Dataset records
## Start

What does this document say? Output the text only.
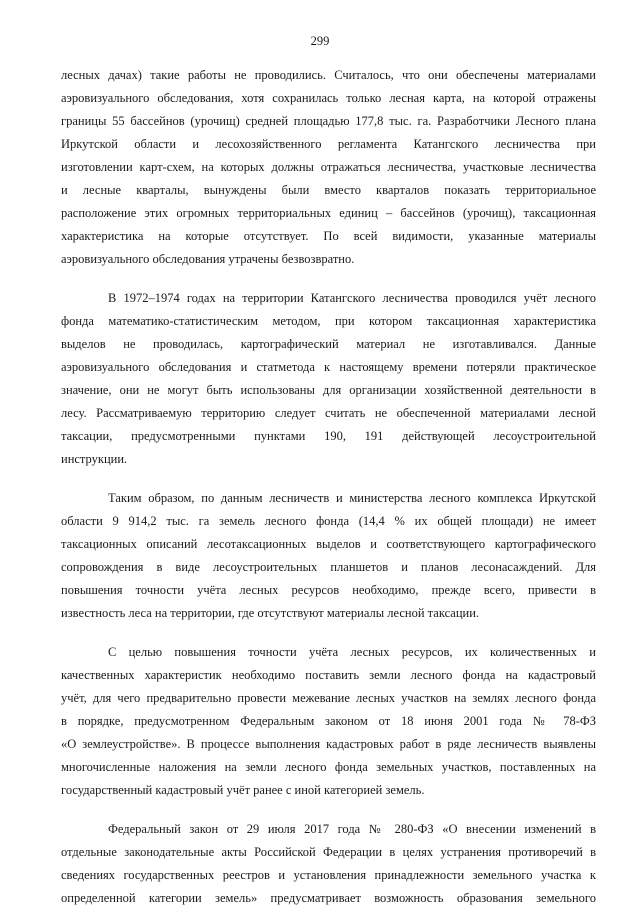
299
лесных дачах) такие работы не проводились. Считалось, что они обеспечены материалами
аэровизуального обследования, хотя сохранилась только лесная карта, на которой отражены
границы 55 бассейнов (урочищ) средней площадью 177,8 тыс. га. Разработчики Лесного плана
Иркутской области и лесохозяйственного регламента Катангского лесничества при
изготовлении карт-схем, на которых должны отражаться лесничества, участковые лесничества
и лесные кварталы, вынуждены были вместо кварталов показать территориальное
расположение этих огромных территориальных единиц – бассейнов (урочищ), таксационная
характеристика на которые отсутствует. По всей видимости, указанные материалы
аэровизуального обследования утрачены безвозвратно.
В 1972–1974 годах на территории Катангского лесничества проводился учёт лесного
фонда математико-статистическим методом, при котором таксационная характеристика
выделов не проводилась, картографический материал не изготавливался. Данные
аэровизуального обследования и статметода к настоящему времени потеряли практическое
значение, они не могут быть использованы для организации хозяйственной деятельности в
лесу. Рассматриваемую территорию следует считать не обеспеченной материалами лесной
таксации, предусмотренными пунктами 190, 191 действующей лесоустроительной
инструкции.
Таким образом, по данным лесничеств и министерства лесного комплекса Иркутской
области 9 914,2 тыс. га земель лесного фонда (14,4 % их общей площади) не имеет
таксационных описаний лесотаксационных выделов и соответствующего картографического
сопровождения в виде лесоустроительных планшетов и планов лесонасаждений. Для
повышения точности учёта лесных ресурсов необходимо, прежде всего, привести в
известность леса на территории, где отсутствуют материалы лесной таксации.
С целью повышения точности учёта лесных ресурсов, их количественных и
качественных характеристик необходимо поставить земли лесного фонда на кадастровый
учёт, для чего предварительно провести межевание лесных участков на землях лесного фонда
в порядке, предусмотренном Федеральным законом от 18 июня 2001 года № 78-ФЗ
«О землеустройстве». В процессе выполнения кадастровых работ в ряде лесничеств выявлены
многочисленные наложения на земли лесного фонда земельных участков, поставленных на
государственный кадастровый учёт ранее с иной категорией земель.
Федеральный закон от 29 июля 2017 года № 280-ФЗ «О внесении изменений в
отдельные законодательные акты Российской Федерации в целях устранения противоречий в
сведениях государственных реестров и установления принадлежности земельного участка к
определенной категории земель» предусматривает возможность образования земельного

## End

• REQUIRED TASK
Quote the preceding records in their entirety, excluding every picture.

• EXPECTED OUTPUT
What does this document say? Output the text only.
299
лесных дачах) такие работы не проводились. Считалось, что они обеспечены материалами
аэровизуального обследования, хотя сохранилась только лесная карта, на которой отражены
границы 55 бассейнов (урочищ) средней площадью 177,8 тыс. га. Разработчики Лесного плана
Иркутской области и лесохозяйственного регламента Катангского лесничества при
изготовлении карт-схем, на которых должны отражаться лесничества, участковые лесничества
и лесные кварталы, вынуждены были вместо кварталов показать территориальное
расположение этих огромных территориальных единиц – бассейнов (урочищ), таксационная
характеристика на которые отсутствует. По всей видимости, указанные материалы
аэровизуального обследования утрачены безвозвратно.
В 1972–1974 годах на территории Катангского лесничества проводился учёт лесного
фонда математико-статистическим методом, при котором таксационная характеристика
выделов не проводилась, картографический материал не изготавливался. Данные
аэровизуального обследования и статметода к настоящему времени потеряли практическое
значение, они не могут быть использованы для организации хозяйственной деятельности в
лесу. Рассматриваемую территорию следует считать не обеспеченной материалами лесной
таксации, предусмотренными пунктами 190, 191 действующей лесоустроительной
инструкции.
Таким образом, по данным лесничеств и министерства лесного комплекса Иркутской
области 9 914,2 тыс. га земель лесного фонда (14,4 % их общей площади) не имеет
таксационных описаний лесотаксационных выделов и соответствующего картографического
сопровождения в виде лесоустроительных планшетов и планов лесонасаждений. Для
повышения точности учёта лесных ресурсов необходимо, прежде всего, привести в
известность леса на территории, где отсутствуют материалы лесной таксации.
С целью повышения точности учёта лесных ресурсов, их количественных и
качественных характеристик необходимо поставить земли лесного фонда на кадастровый
учёт, для чего предварительно провести межевание лесных участков на землях лесного фонда
в порядке, предусмотренном Федеральным законом от 18 июня 2001 года № 78-ФЗ
«О землеустройстве». В процессе выполнения кадастровых работ в ряде лесничеств выявлены
многочисленные наложения на земли лесного фонда земельных участков, поставленных на
государственный кадастровый учёт ранее с иной категорией земель.
Федеральный закон от 29 июля 2017 года № 280-ФЗ «О внесении изменений в
отдельные законодательные акты Российской Федерации в целях устранения противоречий в
сведениях государственных реестров и установления принадлежности земельного участка к
определенной категории земель» предусматривает возможность образования земельного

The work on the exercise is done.